Dokumentauszug:

Meine sehr verehrten Damen und Herren, wir Sozialdemokratinnen und Sozialdemokraten sehen es als vornehme Aufgabe des Parlamentes an, die historische Substanz der Hessischen Verfassung zu achten und zu wahren.

(Beifall bei der SPD und der LINKEN)

Herr Kollege Gotthardt, es wäre auch schon ganz korrekt gewesen, zu sagen, dass es einen großen Kompromiss gab, der allerdings am Sondervotum der SPD gescheitert ist und der dann die Bedenken auch in die anderen Fraktionen hineingetragen hat.

Wir haben dies in den Beratungen zur Verfassungsenquete immer wieder dargelegt. Wir sehen diese Substanz vor allem in zwei Dimensionen: zum einen in dem ungewöhnlichen Engagement der Verfassung für das Prinzip der Sozialstaatlichkeit, das in kaum einer anderen Quelle so klar und dezidiert vertreten wird, wie dies in unserer Verfassung an zahlreichen Stellen geschieht. Dass dies schon damals, erst recht aber in unserer heutigen Zeit, nicht alle landespolitischen Kräfte mit Begeisterung erfüllt hat, haben wir anlässlich der Enquete und mancher Änderungsvorschläge in dieser Enquetekommission gesehen. Das hat uns nicht erstaunt, nach allem, was wir an Sozialabbau in den vergangenen Jahren hier erleben mussten. Uns haben diese Initiativen in der Absicht bestärkt, alles dafür zu tun, diese besondere Art der Verfassungsparteinahme für den Sozialstaat zu verteidigen und das soziale Hessen wieder zu forcieren.

(Beifall bei der SPD und bei Abgeordneten der LINKEN)

Um das soziale Hessen geht es gerade in diesen Tagen wieder in ganz besonderer Weise – bei allem wabernden Pulverdampf, der ausgesprochen Nebensächliches allzu leicht als wesentlich erscheinen lässt und umgekehrt.

Wer in Anspannung geraten ist: Sie können sich für den Augenblick wieder locker machen, denn ich komme eilends zur heutigen Verfassungsnovelle zurück und lasse die Beratungen der Enquetekommission in toto im rechtshistorischen Off, wo sie der Endeckung harren, die da kommen wird.

Die zweite Spezialität der Hessischen Verfassung aber ist die große Wertschätzung der direkten Demokratie. Sie tritt als prägendes Element neben das Sozialstaatsprinzip und die Sozialstaatsemphase. Meine sehr verehrten Damen und Herren, die beiden Besonderheiten stehen aber nicht nur einfach so nebeneinander. Sie gehören zusammen, und sie sind die zwei Seiten einer Medaille. Sozialer Staat und lebendige Demokratie, beides sind die Voraussetzungen dafür, dass auch die normalen Menschen, die viel zitierten kleinen Leute, in angemessener Weise Be

rücksichtigung finden. Die Leute, die hart für das Leben arbeiten müssen, oft mit großem Einsatz und skandalös geringem Lohn, wie die neue Studie zur Lohnspreizung zeigt, brauchen den ausgleichenden Staat, der auch und nicht zuletzt ihre Fähigkeit sichert, sich am öffentlichen Leben zu beteiligen.

Bereitgestellte Daten:
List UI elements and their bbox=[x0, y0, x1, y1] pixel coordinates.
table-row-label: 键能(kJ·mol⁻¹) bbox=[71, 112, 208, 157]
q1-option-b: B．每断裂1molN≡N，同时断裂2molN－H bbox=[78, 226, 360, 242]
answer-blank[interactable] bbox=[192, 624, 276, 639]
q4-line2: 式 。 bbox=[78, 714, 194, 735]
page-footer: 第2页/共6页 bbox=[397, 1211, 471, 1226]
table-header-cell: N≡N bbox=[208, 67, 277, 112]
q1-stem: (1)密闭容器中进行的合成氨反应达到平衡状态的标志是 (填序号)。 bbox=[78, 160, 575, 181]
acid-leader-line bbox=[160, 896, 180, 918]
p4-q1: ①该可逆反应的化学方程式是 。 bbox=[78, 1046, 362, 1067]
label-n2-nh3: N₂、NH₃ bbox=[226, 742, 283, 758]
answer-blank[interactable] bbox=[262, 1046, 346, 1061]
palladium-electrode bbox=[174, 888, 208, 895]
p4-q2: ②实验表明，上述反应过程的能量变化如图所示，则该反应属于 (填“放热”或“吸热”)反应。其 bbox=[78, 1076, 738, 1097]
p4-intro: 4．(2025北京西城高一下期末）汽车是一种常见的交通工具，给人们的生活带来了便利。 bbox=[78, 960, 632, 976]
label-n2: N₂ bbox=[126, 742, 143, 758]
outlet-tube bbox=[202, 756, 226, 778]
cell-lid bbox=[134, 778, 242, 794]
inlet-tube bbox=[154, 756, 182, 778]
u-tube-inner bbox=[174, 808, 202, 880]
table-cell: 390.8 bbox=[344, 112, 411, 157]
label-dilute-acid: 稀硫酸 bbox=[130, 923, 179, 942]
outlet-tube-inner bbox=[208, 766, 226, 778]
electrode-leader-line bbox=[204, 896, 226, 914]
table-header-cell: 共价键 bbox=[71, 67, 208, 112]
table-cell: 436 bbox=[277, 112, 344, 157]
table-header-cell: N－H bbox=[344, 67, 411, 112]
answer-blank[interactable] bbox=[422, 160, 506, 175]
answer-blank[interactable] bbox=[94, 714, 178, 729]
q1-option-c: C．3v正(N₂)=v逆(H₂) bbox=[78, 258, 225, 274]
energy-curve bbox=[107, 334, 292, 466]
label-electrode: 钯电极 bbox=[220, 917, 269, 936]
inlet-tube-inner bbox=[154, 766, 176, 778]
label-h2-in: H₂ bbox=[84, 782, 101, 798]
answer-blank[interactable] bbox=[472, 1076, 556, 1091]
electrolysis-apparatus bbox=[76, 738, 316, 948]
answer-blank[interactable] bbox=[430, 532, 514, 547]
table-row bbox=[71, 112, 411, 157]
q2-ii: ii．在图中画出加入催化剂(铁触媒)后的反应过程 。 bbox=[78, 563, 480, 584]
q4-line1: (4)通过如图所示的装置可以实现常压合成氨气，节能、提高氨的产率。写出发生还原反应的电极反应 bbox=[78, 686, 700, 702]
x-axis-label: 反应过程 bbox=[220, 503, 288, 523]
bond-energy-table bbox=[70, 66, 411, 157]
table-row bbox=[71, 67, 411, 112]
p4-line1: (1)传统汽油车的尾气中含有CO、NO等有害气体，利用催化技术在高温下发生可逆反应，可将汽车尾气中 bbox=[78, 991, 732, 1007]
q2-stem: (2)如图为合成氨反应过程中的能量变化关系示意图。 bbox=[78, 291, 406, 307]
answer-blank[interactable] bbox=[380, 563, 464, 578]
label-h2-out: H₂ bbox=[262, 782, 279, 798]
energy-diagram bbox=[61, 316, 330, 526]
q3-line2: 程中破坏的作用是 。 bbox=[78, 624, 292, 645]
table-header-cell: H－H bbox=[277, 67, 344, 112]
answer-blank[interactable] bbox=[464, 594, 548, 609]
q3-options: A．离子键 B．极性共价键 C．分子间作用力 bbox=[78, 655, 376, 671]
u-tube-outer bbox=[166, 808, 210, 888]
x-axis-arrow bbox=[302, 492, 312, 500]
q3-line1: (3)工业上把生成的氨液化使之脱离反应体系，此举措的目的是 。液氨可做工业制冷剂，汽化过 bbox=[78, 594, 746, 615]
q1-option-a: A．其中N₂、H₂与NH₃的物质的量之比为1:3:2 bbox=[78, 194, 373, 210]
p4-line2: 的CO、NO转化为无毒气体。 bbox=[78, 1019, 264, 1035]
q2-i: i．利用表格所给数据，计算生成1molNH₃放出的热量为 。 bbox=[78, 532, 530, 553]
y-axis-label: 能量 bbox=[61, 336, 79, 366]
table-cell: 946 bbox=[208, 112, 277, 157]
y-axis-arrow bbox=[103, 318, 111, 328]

Arbeitsauftrag: Führen Sie die Rede zur Hessischen Verfassung im Anschluss an ihren letzten Satz weiter.

Gelöste Aufgabe:
(Beifall bei der SPD und bei Abgeordneten der LINKEN)

Es ist eine effektive und partizipative Demokratie, die sicherstellt, dass auch diejenigen Interessen zum Zuge kommen, die keine große Lobby finanzieren können. Der bedeutende amerikanische Intellektuelle und Politikberater Marshall hat in seinen Reflexionen über Industrial Citizenship den Zusammenhang von wirtschaftlicher und politischer Partizipation betont. Marshall sah darin geradezu die Grundfesten unserer freiheitlichen Gesellschaften. Man kann heute, Jahrzehnte danach, sagen, dass sich an dieser Einsicht nicht rütteln lässt. Meine Damen und Herren,beides ist nötig.Beides muss nach den dürren Jahren, auf die wir zurückschauen, wieder nach vorne kommen. Initiativen für soziale Gerechtigkeit und Initiativen für ein Mehr an Demokratie – unser Land braucht beides. Meine Damen und Herren, wir alle sollten stolz sein auf unsere Verfassung, die diese Synthese schon früh gefunden hat.

(Beifall bei der SPD und bei Abgeordneten der LINKEN)

Meine sehr verehrten Damen und Herren, dabei geht es nicht darum, die repräsentative Demokratie anzutasten. Diese Regierungsform hat sich mehr als bewährt.Wir wären als Hessischer Landtag mehr als schlecht beraten, wenn wir den Ausbau der direkten Demokratie mit einer in aller Regel doch ziemlich billigen und von allen möglichen Hintergedanken befallenen Fundamentalkritk an der repräsentativen Demokratie verbinden würden. Nein, darum geht es nicht. Es muss bei den Versuchen, die demokratischen Mechanismen zu reformieren, um Optimierung gehen, um Zugewinn an Legitimität, an Transparenz und um besseres Regieren überhaupt.